* Begin *

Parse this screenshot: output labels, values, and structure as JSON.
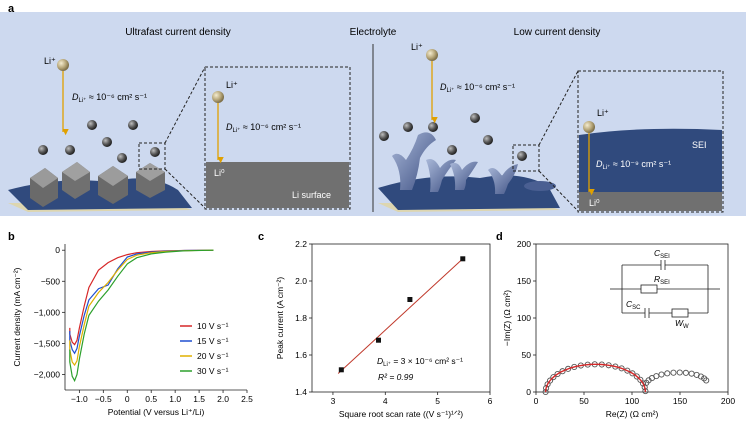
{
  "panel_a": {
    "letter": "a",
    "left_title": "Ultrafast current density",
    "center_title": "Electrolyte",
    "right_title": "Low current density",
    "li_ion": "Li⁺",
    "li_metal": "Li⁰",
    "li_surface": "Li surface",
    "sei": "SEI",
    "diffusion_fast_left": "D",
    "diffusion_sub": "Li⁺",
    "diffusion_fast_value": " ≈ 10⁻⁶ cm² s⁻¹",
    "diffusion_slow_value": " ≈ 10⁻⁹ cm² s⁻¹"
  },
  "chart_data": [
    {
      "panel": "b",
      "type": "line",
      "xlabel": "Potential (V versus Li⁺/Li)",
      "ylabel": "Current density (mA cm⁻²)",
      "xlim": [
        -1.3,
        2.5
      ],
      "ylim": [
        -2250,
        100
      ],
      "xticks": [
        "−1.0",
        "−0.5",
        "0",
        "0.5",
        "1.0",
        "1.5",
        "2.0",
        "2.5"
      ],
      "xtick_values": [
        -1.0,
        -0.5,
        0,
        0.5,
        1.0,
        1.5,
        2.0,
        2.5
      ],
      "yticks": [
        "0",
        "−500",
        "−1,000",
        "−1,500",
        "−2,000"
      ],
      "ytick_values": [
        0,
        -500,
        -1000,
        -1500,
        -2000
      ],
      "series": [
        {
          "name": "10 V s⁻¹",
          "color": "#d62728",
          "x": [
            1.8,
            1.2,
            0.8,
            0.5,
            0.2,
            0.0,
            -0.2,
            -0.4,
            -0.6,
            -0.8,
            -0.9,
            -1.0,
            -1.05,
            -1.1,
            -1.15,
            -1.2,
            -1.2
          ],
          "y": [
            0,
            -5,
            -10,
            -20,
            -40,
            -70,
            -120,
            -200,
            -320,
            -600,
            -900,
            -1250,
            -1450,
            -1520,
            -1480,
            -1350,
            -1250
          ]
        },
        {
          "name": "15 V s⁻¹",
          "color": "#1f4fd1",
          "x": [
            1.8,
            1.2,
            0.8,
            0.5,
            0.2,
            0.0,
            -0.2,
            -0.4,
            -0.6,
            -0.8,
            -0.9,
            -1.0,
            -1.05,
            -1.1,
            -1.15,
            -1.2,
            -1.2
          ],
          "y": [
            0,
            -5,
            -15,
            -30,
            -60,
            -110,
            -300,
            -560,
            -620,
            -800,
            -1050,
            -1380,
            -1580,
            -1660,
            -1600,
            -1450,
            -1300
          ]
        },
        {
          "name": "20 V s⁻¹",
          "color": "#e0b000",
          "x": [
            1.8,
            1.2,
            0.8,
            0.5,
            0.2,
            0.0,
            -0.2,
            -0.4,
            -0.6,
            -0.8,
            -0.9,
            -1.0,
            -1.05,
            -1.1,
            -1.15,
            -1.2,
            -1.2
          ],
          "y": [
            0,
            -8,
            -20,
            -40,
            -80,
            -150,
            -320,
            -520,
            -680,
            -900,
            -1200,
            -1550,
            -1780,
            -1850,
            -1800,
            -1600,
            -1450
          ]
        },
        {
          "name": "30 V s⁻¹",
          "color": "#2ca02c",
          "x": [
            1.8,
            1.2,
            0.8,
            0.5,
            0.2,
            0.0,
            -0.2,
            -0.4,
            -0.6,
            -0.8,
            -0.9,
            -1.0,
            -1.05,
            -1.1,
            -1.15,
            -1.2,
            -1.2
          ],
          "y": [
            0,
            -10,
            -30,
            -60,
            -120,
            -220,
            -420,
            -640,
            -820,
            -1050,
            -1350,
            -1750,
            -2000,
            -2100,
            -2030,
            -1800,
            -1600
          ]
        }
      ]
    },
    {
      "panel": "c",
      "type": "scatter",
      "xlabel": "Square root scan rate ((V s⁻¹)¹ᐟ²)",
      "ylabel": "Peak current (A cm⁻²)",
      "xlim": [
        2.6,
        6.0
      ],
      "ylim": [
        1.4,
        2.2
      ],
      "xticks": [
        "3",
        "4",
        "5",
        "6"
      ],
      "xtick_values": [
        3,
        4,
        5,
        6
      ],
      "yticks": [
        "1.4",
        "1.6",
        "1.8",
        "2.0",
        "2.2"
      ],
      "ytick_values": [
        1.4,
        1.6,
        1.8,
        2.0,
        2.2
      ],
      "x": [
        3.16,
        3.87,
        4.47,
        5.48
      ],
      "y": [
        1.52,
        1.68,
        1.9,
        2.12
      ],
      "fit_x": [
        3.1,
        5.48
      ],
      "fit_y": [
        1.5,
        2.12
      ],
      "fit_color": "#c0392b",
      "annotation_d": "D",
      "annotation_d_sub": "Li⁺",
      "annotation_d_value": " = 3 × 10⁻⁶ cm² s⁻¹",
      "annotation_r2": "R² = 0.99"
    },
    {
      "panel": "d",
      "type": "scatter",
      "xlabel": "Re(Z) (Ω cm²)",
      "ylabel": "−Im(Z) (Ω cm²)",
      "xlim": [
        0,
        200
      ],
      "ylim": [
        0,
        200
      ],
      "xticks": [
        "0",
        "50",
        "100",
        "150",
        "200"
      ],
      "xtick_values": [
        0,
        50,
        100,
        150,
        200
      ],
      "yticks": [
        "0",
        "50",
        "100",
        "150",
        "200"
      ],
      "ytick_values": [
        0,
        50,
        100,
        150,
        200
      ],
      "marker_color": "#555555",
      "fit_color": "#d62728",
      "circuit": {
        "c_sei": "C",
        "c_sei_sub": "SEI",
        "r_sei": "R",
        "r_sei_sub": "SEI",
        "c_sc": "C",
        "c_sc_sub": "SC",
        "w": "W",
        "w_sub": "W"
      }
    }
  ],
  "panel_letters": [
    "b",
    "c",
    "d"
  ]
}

* End *

→ Task statement
How many lines in the records hold the string "xlabel"? Reply with the number alone.

→ Written solution
3